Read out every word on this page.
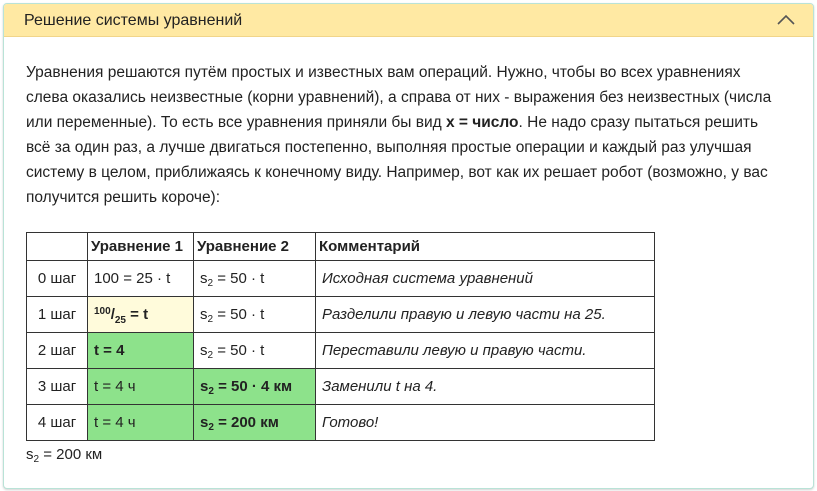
Решение системы уравнений

Уравнения решаются путём простых и известных вам операций. Нужно, чтобы во всех уравнениях слева оказались неизвестные (корни уравнений), а справа от них - выражения без неизвестных (числа или переменные). То есть все уравнения приняли бы вид x = число. Не надо сразу пытаться решить всё за один раз, а лучше двигаться постепенно, выполняя простые операции и каждый раз улучшая систему в целом, приближаясь к конечному виду. Например, вот как их решает робот (возможно, у вас получится решить короче):

	Уравнение 1	Уравнение 2	Комментарий
0 шаг	100 = 25 · t	$s_2 = 50 \cdot t$	Исходная система уравнений
1 шаг	$^{100}/_{25} = t$	$s_2 = 50 \cdot t$	Разделили правую и левую части на 25.
2 шаг	t = 4	$s_2 = 50 \cdot t$	Переставили левую и правую части.
3 шаг	t = 4 ч	$s_2 = 50 \cdot 4$ км	Заменили t на 4.
4 шаг	t = 4 ч	$s_2 = 200$ км	Готово!
$s_2 = 200$ км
------------
**Task directions:**
Respond with nothing but the number of lines in the entries that contain the string "правую".

**The output:**
2